** start of Excerpted records **

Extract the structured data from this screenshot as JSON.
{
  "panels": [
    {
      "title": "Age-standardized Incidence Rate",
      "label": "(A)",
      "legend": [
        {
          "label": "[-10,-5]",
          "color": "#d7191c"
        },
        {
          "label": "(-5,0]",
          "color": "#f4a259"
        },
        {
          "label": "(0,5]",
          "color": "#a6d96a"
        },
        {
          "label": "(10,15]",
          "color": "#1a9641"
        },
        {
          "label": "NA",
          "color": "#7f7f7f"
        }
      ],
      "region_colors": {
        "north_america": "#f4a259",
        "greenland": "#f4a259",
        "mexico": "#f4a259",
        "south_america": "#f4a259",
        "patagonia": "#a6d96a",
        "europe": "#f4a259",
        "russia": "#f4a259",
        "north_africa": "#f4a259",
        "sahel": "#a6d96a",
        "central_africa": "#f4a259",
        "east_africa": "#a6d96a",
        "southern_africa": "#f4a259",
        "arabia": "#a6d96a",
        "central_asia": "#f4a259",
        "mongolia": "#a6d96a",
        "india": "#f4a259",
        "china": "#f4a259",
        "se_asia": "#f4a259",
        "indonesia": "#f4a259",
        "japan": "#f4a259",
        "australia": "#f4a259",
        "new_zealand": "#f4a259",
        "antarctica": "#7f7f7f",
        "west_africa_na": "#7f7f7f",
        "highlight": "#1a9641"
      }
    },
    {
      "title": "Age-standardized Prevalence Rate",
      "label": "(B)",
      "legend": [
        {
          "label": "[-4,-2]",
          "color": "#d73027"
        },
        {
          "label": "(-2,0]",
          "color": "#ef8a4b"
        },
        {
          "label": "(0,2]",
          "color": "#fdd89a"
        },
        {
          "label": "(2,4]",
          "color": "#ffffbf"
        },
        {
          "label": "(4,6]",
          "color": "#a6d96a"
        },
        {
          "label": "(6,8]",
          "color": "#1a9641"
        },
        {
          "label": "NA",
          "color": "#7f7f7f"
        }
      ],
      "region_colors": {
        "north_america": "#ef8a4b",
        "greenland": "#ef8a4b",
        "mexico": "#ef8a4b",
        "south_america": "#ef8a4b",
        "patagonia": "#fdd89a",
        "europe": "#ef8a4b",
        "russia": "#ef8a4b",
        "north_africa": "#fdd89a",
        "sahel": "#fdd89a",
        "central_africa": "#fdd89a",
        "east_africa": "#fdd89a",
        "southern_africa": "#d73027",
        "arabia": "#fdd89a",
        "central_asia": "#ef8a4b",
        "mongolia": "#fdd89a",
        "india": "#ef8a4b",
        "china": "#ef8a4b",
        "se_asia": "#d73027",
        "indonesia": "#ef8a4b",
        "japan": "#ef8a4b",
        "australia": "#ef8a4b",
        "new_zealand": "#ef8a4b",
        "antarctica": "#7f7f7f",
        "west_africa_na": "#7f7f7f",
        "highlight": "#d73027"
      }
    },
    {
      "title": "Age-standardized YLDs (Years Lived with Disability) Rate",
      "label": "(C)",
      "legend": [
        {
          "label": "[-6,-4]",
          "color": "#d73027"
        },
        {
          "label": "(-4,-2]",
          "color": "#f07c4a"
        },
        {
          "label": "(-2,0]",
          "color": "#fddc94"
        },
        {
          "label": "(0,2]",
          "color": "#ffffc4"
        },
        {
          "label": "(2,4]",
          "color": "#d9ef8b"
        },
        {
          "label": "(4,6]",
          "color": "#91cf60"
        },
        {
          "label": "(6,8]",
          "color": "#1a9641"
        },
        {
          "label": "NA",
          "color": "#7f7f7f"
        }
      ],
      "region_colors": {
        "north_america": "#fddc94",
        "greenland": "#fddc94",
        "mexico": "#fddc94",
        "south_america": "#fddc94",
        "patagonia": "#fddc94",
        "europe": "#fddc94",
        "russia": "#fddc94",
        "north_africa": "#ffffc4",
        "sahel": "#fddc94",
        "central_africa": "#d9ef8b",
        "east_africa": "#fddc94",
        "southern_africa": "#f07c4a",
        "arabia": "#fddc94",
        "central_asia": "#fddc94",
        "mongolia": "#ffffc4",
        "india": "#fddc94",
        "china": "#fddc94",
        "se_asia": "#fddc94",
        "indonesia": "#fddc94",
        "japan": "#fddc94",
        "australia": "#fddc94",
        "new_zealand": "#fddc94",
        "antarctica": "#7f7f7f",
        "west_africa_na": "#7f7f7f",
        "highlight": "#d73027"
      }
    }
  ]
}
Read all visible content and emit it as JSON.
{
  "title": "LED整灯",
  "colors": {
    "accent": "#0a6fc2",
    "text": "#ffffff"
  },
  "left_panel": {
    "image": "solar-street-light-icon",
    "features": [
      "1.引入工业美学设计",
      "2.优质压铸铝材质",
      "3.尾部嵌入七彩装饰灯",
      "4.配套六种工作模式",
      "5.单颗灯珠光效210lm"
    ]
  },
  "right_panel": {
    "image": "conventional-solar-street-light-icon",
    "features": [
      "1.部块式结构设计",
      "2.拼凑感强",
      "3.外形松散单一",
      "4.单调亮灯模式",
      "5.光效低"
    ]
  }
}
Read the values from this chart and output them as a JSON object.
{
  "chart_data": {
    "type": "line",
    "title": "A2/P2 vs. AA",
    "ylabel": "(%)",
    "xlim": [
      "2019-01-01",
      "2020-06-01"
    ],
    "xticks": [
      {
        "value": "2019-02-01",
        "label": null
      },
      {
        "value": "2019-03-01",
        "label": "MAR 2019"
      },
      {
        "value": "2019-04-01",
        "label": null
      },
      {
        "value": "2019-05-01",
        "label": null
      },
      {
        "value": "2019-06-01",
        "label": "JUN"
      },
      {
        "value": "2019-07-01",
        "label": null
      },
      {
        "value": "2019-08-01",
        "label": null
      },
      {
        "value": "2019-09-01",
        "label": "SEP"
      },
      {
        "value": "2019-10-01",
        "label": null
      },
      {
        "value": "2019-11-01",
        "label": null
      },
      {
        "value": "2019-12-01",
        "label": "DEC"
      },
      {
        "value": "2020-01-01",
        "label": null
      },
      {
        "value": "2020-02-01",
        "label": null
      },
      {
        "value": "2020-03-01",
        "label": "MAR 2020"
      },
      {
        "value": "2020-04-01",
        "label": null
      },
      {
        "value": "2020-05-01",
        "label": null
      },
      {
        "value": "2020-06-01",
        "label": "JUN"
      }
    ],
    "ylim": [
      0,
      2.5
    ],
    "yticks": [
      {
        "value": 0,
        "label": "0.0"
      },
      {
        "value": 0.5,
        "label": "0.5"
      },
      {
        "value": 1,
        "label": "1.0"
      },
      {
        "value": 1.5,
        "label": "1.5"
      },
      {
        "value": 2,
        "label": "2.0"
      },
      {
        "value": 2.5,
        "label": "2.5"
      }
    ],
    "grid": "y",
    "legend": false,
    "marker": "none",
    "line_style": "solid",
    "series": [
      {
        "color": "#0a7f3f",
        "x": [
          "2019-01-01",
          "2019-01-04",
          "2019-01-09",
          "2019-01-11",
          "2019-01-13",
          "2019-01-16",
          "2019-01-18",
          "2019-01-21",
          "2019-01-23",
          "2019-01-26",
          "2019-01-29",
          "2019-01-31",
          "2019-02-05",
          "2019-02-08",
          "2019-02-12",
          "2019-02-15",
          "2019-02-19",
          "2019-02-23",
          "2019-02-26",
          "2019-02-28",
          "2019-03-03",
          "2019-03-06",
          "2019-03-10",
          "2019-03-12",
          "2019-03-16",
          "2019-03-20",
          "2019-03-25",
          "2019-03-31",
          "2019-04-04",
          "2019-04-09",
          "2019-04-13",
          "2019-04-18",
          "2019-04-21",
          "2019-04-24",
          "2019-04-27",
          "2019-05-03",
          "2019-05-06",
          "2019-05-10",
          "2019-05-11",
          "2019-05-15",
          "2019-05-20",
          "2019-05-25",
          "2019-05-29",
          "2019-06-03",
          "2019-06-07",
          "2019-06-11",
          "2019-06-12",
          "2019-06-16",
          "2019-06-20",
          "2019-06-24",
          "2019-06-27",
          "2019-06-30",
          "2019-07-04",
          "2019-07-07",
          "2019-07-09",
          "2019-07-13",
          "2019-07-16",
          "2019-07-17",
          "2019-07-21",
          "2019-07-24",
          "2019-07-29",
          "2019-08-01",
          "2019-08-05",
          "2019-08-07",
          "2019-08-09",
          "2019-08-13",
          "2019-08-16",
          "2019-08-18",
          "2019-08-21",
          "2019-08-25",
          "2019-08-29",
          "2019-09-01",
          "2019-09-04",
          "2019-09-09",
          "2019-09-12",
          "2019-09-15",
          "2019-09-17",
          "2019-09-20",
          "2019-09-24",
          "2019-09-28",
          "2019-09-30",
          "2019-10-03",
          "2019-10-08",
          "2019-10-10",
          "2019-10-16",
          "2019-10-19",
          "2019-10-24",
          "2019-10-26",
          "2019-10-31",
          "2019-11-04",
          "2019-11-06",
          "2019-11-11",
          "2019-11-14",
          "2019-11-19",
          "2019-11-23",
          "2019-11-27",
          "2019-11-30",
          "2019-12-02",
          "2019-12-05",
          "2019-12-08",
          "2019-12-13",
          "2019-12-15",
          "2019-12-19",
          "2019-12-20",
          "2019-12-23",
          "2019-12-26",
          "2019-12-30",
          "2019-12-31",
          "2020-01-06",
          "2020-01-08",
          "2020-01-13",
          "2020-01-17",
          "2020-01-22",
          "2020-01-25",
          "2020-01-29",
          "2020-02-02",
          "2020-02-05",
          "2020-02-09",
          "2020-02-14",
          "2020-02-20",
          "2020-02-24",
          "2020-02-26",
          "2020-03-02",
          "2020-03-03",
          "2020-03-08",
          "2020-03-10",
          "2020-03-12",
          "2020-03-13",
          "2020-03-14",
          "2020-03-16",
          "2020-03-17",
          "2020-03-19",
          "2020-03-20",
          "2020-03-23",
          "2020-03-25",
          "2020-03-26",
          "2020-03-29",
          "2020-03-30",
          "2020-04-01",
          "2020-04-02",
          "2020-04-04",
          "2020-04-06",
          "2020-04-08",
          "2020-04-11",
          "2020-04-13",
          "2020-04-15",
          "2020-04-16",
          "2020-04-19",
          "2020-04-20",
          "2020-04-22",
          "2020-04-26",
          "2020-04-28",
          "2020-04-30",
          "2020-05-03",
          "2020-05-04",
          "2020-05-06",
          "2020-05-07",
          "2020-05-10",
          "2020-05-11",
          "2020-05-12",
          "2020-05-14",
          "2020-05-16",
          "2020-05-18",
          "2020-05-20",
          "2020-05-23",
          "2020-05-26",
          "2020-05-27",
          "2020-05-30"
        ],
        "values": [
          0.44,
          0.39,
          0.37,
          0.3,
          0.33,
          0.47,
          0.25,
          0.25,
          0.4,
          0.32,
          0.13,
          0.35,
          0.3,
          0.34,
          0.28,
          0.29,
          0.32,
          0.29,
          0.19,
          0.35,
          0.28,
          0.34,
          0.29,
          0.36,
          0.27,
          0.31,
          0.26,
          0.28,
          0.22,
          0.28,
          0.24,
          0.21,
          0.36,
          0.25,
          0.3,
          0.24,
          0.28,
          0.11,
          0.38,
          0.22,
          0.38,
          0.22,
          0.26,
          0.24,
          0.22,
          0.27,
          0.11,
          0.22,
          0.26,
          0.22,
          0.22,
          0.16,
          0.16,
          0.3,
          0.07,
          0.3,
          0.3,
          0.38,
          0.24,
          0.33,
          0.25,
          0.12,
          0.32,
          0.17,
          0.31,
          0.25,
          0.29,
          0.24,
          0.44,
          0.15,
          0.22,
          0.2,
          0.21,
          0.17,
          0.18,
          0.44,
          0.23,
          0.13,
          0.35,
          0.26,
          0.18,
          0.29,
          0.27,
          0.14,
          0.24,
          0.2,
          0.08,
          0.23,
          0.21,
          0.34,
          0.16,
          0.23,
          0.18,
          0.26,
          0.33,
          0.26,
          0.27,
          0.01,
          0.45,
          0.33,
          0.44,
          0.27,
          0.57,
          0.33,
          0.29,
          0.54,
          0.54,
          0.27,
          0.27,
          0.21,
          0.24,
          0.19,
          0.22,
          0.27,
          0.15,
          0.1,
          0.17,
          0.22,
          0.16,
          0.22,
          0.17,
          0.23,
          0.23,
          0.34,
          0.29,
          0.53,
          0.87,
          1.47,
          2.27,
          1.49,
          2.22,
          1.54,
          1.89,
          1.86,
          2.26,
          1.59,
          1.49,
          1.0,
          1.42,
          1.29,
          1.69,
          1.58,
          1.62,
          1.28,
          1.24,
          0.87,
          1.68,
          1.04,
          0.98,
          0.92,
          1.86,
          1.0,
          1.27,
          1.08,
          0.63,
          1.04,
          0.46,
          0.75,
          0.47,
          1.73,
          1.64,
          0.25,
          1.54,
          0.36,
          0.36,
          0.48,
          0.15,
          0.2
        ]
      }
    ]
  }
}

** end of Excerpted records **

Find each line that has the word "icon", then copy it out.

    "image": "solar-street-light-icon",
    "image": "conventional-solar-street-light-icon",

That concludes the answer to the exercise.